Data shown:
***

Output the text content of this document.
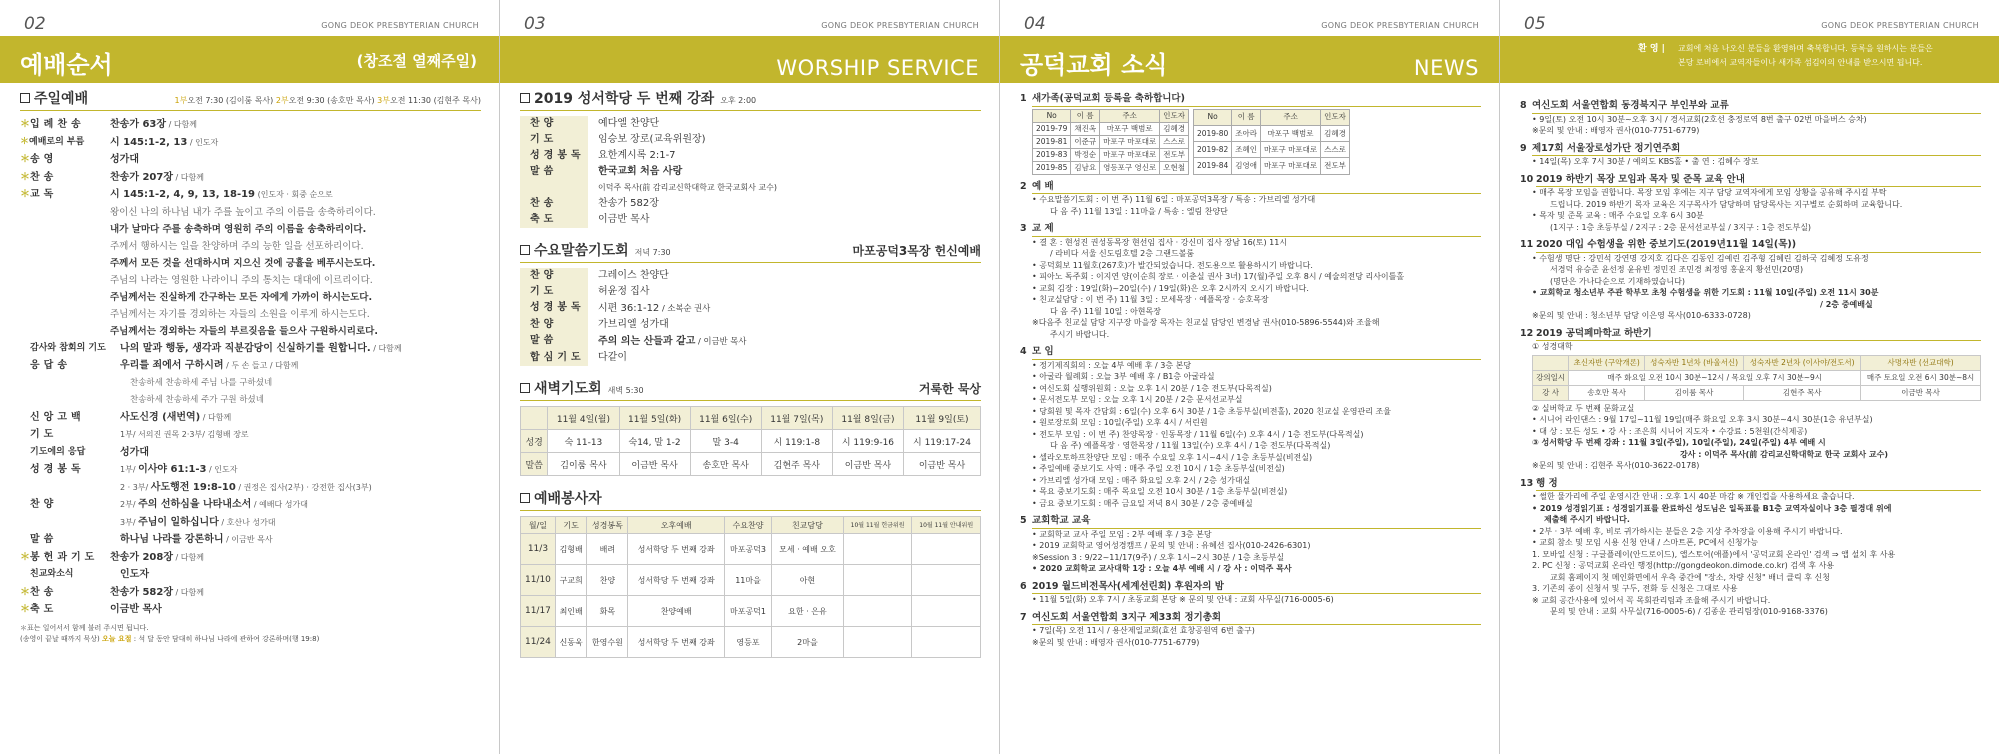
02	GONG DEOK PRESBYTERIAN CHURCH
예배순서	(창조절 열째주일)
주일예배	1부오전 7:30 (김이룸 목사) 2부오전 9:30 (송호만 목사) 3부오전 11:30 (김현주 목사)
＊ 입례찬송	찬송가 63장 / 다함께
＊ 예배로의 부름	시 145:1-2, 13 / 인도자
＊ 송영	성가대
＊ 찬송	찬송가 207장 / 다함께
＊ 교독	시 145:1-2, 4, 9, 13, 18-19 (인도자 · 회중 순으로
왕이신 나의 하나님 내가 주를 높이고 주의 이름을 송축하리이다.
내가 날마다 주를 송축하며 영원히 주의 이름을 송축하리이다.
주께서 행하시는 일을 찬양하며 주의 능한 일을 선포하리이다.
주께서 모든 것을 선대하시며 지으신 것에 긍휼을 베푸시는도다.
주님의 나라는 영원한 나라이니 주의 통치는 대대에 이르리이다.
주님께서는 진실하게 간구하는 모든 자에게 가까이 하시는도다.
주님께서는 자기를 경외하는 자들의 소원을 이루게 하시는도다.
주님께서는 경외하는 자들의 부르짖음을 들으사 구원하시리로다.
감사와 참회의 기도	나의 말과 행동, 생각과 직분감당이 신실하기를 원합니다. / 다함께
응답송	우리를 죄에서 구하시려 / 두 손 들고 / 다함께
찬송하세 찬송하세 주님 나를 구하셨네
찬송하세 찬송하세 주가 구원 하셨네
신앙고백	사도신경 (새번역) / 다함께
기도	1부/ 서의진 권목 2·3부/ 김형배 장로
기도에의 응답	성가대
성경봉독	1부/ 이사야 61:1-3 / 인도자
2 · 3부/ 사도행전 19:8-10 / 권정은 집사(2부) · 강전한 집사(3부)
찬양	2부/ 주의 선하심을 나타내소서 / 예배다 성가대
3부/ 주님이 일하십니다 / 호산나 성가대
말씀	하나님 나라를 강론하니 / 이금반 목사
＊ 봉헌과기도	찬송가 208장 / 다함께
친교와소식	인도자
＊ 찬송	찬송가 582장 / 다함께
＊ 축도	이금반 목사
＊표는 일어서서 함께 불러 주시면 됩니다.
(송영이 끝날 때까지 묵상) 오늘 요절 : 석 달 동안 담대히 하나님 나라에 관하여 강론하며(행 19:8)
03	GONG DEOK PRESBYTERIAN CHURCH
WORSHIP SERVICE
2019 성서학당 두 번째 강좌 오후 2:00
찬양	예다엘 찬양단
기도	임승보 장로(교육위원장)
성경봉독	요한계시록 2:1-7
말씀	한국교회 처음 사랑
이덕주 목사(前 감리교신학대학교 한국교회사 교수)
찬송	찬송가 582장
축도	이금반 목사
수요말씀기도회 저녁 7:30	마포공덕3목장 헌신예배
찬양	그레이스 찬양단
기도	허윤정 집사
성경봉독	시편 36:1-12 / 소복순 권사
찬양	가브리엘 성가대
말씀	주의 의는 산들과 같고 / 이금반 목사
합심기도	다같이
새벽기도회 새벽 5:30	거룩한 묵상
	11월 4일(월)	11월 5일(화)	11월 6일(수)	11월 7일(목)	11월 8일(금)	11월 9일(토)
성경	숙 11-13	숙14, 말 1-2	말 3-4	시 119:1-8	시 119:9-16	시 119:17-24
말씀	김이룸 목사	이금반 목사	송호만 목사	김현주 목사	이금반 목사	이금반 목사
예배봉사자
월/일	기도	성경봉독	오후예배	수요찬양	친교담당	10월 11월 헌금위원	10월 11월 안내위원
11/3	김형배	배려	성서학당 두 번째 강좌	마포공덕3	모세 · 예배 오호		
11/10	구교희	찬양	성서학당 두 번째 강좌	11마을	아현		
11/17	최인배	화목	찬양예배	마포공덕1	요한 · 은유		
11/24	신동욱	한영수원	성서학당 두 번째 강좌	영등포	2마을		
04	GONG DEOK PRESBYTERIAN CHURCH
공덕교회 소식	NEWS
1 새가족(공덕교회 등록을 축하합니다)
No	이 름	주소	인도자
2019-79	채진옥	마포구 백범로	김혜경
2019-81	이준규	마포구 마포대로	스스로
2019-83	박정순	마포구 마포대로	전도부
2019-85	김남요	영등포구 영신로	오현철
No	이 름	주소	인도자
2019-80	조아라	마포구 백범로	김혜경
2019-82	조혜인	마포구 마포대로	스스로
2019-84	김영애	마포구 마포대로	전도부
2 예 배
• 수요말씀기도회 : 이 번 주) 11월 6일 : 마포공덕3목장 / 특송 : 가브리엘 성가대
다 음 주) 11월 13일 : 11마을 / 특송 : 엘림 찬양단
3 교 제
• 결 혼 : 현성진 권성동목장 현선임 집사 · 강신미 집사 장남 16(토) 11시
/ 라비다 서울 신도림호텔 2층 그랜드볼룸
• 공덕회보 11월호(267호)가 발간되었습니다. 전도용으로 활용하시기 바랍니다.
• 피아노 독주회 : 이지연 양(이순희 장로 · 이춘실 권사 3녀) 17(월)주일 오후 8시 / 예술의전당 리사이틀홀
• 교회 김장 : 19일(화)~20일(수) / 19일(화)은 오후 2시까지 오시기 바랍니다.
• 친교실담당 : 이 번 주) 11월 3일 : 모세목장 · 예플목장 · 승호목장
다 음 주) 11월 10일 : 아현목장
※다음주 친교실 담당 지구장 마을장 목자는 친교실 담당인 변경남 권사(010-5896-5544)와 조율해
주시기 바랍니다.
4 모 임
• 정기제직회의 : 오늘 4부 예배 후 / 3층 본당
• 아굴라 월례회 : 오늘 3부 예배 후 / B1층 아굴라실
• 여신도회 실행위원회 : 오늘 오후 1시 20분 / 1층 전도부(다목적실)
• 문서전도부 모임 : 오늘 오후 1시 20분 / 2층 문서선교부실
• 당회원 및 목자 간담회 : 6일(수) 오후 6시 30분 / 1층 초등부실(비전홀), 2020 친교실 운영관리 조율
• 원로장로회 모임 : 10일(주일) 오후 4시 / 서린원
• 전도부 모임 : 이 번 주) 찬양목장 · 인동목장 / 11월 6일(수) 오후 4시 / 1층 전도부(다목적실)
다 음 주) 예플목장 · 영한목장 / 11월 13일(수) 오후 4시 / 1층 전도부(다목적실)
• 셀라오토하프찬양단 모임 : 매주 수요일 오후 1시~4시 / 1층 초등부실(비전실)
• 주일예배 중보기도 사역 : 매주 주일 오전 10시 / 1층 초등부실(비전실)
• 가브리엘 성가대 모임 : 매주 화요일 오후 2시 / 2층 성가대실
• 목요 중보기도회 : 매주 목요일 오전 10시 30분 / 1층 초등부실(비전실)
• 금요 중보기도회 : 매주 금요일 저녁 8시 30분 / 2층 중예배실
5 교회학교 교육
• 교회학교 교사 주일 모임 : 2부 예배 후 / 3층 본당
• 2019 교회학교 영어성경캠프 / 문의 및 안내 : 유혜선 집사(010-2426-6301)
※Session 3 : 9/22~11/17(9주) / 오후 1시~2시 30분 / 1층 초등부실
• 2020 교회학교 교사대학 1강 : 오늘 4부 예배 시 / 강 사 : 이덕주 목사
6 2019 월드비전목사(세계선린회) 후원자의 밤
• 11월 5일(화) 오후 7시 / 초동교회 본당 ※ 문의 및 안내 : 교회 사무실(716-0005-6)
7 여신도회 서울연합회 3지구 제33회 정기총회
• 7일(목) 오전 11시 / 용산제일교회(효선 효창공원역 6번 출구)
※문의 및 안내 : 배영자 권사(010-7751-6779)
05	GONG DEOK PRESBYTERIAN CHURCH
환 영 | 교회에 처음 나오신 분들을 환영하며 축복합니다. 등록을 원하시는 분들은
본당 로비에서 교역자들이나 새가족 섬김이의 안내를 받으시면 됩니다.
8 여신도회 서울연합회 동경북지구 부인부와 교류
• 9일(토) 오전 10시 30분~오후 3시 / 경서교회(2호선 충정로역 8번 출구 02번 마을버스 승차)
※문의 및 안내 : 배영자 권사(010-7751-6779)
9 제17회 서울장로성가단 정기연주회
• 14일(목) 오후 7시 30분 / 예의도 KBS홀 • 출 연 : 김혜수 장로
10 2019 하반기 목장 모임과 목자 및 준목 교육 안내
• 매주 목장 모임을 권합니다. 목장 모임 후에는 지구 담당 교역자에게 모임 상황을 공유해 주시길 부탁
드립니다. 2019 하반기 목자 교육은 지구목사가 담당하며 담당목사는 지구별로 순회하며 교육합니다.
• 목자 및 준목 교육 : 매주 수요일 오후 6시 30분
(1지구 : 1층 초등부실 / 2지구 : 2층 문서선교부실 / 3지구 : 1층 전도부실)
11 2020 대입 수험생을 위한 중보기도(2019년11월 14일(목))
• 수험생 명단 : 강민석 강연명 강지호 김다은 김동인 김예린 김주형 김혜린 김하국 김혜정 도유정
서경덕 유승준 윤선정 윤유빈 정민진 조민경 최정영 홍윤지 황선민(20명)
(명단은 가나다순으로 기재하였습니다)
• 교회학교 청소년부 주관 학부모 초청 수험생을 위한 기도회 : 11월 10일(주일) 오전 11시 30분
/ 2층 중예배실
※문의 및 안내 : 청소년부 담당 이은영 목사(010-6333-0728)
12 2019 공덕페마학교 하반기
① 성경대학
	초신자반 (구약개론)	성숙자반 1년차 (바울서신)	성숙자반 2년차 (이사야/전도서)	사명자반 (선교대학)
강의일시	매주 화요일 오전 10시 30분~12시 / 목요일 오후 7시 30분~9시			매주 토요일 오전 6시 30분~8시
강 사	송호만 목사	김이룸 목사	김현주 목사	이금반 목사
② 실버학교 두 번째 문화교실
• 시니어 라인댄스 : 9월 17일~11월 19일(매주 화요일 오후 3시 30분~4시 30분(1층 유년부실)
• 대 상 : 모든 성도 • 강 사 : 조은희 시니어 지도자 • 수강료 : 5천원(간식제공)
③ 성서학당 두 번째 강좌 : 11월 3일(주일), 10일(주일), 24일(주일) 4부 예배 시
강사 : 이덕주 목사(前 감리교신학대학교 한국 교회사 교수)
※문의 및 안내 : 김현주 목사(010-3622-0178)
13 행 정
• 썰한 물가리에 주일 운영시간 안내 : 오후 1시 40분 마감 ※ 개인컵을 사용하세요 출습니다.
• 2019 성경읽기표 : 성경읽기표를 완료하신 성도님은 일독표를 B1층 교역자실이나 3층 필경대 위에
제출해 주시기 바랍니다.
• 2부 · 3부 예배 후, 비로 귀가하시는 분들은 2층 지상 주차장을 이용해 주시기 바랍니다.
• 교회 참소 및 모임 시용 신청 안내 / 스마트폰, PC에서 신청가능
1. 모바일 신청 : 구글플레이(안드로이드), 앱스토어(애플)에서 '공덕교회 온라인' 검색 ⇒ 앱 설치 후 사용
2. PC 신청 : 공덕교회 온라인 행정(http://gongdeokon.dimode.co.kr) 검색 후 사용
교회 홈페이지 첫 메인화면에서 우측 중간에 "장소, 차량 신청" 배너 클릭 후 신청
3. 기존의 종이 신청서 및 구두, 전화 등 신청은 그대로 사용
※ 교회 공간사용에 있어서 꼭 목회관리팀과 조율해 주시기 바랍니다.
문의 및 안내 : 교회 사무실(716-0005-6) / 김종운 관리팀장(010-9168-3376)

***

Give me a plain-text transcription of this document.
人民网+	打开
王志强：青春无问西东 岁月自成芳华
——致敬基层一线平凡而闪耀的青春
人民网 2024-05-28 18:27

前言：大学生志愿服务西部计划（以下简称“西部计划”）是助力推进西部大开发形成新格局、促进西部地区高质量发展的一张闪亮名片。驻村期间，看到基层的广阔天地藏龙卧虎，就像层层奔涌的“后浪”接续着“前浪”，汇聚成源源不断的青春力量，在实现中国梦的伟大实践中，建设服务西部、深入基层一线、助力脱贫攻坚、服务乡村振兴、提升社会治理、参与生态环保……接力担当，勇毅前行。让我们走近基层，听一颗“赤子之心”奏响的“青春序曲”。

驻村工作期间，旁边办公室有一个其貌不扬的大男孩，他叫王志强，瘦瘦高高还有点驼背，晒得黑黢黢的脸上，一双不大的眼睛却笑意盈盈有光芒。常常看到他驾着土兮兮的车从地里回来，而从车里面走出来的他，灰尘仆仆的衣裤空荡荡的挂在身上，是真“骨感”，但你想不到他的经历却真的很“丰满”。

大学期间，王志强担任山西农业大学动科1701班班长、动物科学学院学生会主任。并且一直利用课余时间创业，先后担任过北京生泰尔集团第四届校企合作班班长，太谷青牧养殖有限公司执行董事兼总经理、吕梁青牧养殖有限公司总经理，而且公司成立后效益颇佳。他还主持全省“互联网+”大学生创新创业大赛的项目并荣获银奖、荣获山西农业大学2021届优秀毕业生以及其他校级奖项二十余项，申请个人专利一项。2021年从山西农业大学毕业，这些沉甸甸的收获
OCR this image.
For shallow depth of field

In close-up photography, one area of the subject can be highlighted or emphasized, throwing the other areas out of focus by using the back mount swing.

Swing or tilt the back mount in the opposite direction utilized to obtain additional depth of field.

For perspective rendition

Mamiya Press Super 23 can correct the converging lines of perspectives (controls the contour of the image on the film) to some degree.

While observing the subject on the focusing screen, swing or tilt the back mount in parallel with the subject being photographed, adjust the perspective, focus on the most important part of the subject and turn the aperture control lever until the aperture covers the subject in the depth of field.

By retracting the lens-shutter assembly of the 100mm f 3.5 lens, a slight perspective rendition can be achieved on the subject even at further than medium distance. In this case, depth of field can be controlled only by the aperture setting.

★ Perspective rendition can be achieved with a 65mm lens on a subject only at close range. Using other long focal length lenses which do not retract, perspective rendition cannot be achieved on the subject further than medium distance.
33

***

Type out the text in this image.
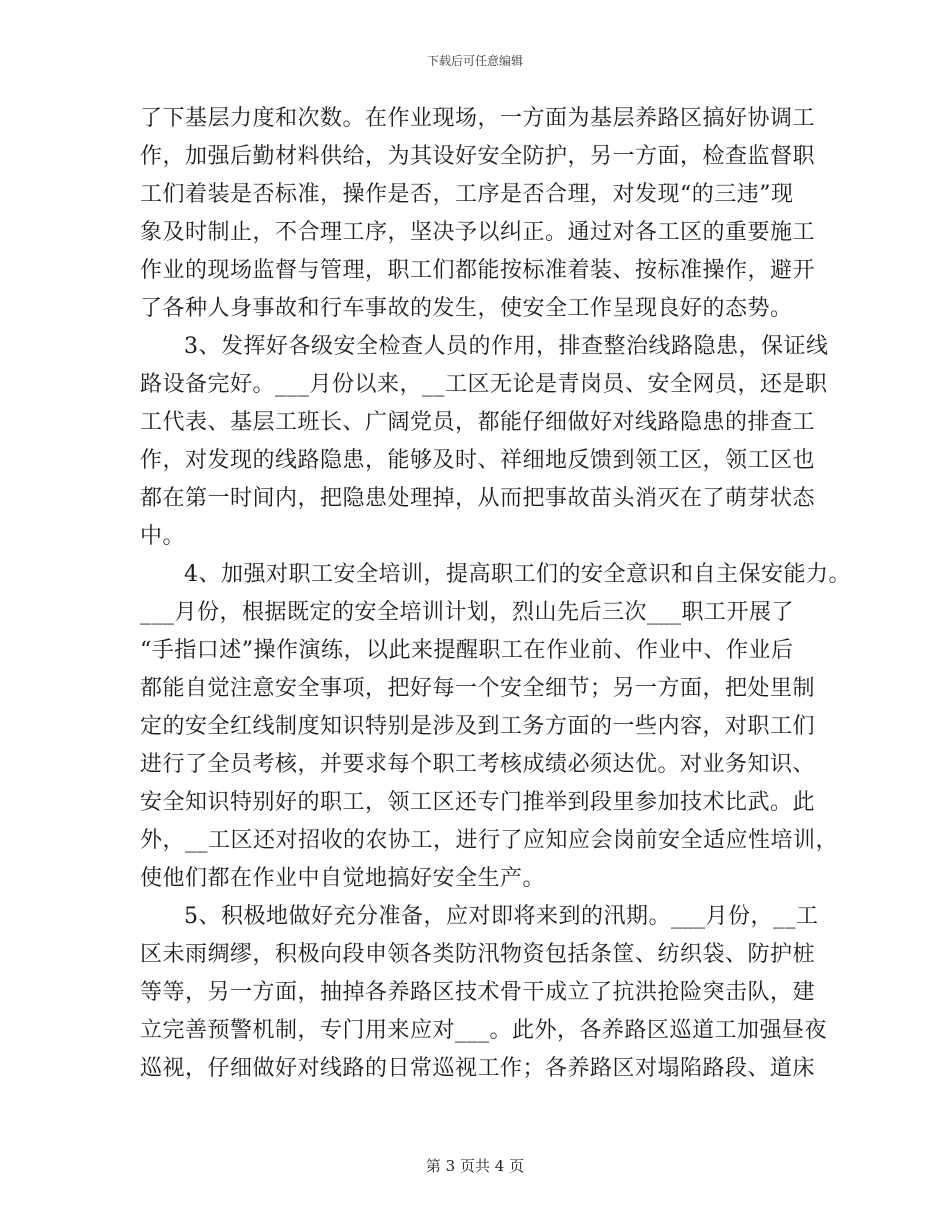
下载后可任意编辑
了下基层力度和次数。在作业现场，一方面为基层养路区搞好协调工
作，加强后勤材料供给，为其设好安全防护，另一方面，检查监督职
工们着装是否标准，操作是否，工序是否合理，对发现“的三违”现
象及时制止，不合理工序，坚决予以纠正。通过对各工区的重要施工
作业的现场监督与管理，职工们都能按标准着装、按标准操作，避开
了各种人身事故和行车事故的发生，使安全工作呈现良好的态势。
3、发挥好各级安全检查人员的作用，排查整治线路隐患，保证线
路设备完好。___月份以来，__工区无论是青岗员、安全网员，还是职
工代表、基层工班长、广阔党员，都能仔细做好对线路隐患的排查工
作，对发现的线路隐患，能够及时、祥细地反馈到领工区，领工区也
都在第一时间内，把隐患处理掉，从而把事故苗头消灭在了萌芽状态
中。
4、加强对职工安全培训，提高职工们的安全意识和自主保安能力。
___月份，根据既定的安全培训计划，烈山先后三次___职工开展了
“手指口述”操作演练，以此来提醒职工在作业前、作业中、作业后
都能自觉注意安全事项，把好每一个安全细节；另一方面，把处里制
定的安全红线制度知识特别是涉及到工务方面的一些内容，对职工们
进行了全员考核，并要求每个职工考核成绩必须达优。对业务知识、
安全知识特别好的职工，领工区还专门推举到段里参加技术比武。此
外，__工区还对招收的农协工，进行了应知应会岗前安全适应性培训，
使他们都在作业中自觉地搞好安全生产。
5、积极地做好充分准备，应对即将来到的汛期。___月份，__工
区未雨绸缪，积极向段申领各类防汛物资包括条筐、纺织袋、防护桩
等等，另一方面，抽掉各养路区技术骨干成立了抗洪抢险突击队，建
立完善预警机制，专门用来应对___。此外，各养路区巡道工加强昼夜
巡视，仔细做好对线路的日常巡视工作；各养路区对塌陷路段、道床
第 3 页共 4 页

***

Task directions: Extract every line containing the string "찬송하세" from the material.

Written response:
찬송하세 찬송하세 주님 나를 구하셨네
찬송하세 찬송하세 주가 구원 하셨네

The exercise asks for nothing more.